» Task to complete
Copy out all lines that hold "traces".

» The data

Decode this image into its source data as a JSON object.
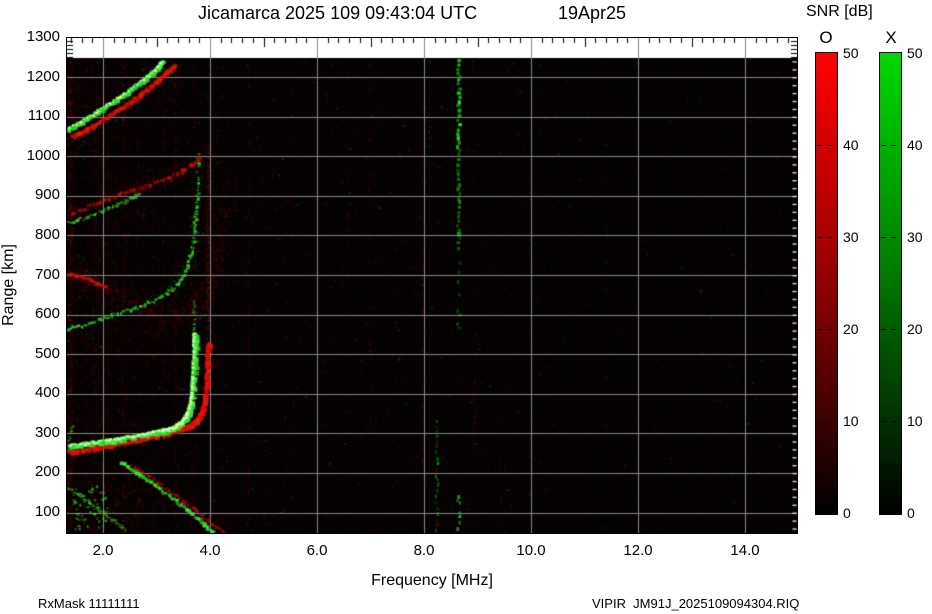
{
  "title": {
    "main": "Jicamarca 2025 109 09:43:04 UTC",
    "date": "19Apr25"
  },
  "x_axis": {
    "label": "Frequency [MHz]",
    "ticks": [
      "2.0",
      "4.0",
      "6.0",
      "8.0",
      "10.0",
      "12.0",
      "14.0"
    ]
  },
  "y_axis": {
    "label": "Range [km]",
    "ticks": [
      "1300",
      "1200",
      "1100",
      "1000",
      "900",
      "800",
      "700",
      "600",
      "500",
      "400",
      "300",
      "200",
      "100"
    ]
  },
  "colorbar": {
    "title": "SNR [dB]",
    "o_label": "O",
    "x_label": "X",
    "ticks": [
      "50",
      "40",
      "30",
      "20",
      "10",
      "0"
    ],
    "o_top_color": "#ff0000",
    "x_top_color": "#00d800",
    "bottom_color": "#000000"
  },
  "footer": {
    "left": "RxMask 11111111",
    "right": "VIPIR  JM91J_2025109094304.RIQ"
  },
  "plot": {
    "background": "#000000",
    "grid_color": "#878787",
    "frame_color": "#000000",
    "empty_band_color": "#ffffff"
  },
  "chart_data": {
    "type": "heatmap",
    "description": "VIPIR ionogram from Jicamarca: echo SNR versus sounding frequency and virtual range. O-polarization echoes are red, X-polarization echoes are green, on a black background with gray gridlines.",
    "title": "Jicamarca 2025 109 09:43:04 UTC 19Apr25",
    "xlabel": "Frequency [MHz]",
    "ylabel": "Range [km]",
    "xlim": [
      1.33,
      15.0
    ],
    "ylim": [
      45,
      1300
    ],
    "data_top_km": 1250,
    "grid": true,
    "x_ticks_mhz": [
      2.0,
      4.0,
      6.0,
      8.0,
      10.0,
      12.0,
      14.0
    ],
    "y_ticks_km": [
      100,
      200,
      300,
      400,
      500,
      600,
      700,
      800,
      900,
      1000,
      1100,
      1200,
      1300
    ],
    "colorbar": {
      "label": "SNR [dB]",
      "range_db": [
        0,
        50
      ],
      "ticks_db": [
        0,
        10,
        20,
        30,
        40,
        50
      ],
      "o_mode_color": "red",
      "x_mode_color": "green"
    },
    "traces": {
      "x_mode_main_f_mhz_vs_km": [
        [
          1.4,
          270
        ],
        [
          1.9,
          281
        ],
        [
          2.4,
          291
        ],
        [
          2.9,
          301
        ],
        [
          3.2,
          310
        ],
        [
          3.45,
          325
        ],
        [
          3.6,
          352
        ],
        [
          3.66,
          400
        ],
        [
          3.69,
          470
        ],
        [
          3.7,
          545
        ]
      ],
      "o_mode_main_f_mhz_vs_km": [
        [
          1.4,
          255
        ],
        [
          1.9,
          268
        ],
        [
          2.5,
          283
        ],
        [
          3.0,
          297
        ],
        [
          3.4,
          315
        ],
        [
          3.7,
          340
        ],
        [
          3.85,
          375
        ],
        [
          3.92,
          430
        ],
        [
          3.95,
          500
        ],
        [
          3.96,
          530
        ]
      ],
      "x_mode_critical_frequency_mhz": 3.7,
      "o_mode_critical_frequency_mhz": 3.95,
      "o_mode_spread_column_top_km": 1040,
      "second_hop_x_mode_f_mhz_vs_km": [
        [
          1.4,
          565
        ],
        [
          2.0,
          590
        ],
        [
          2.6,
          620
        ],
        [
          3.1,
          655
        ],
        [
          3.4,
          705
        ],
        [
          3.55,
          775
        ],
        [
          3.62,
          860
        ],
        [
          3.65,
          1000
        ]
      ],
      "third_hop_f_mhz_vs_km": [
        [
          1.4,
          835
        ],
        [
          1.8,
          855
        ],
        [
          2.2,
          880
        ],
        [
          2.5,
          905
        ]
      ],
      "fourth_hop_f_mhz_vs_km": [
        [
          1.4,
          1075
        ],
        [
          1.8,
          1105
        ],
        [
          2.2,
          1150
        ],
        [
          2.6,
          1205
        ],
        [
          2.9,
          1250
        ]
      ],
      "descending_echo_f_mhz_vs_km": [
        [
          2.3,
          228
        ],
        [
          4.1,
          50
        ]
      ],
      "descending_echo2_f_mhz_vs_km": [
        [
          1.35,
          165
        ],
        [
          2.4,
          80
        ]
      ]
    },
    "interference_lines_mhz": [
      8.2,
      8.65
    ],
    "notes": "Dense faint red RFI speckle over the whole map, strongest on the left half; diffuse red spread echoes between the hop traces at 1.4-4.5 MHz; white dashed minor range ticks along the right frame edge; white unfilled band above 1250 km."
  }
}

» Exercise output
    "traces": {
    "notes": "Dense faint red RFI speckle over the whole map, strongest on the left half; diffuse red spread echoes between the hop traces at 1.4-4.5 MHz; white dashed minor range ticks along the right frame edge; white unfilled band above 1250 km."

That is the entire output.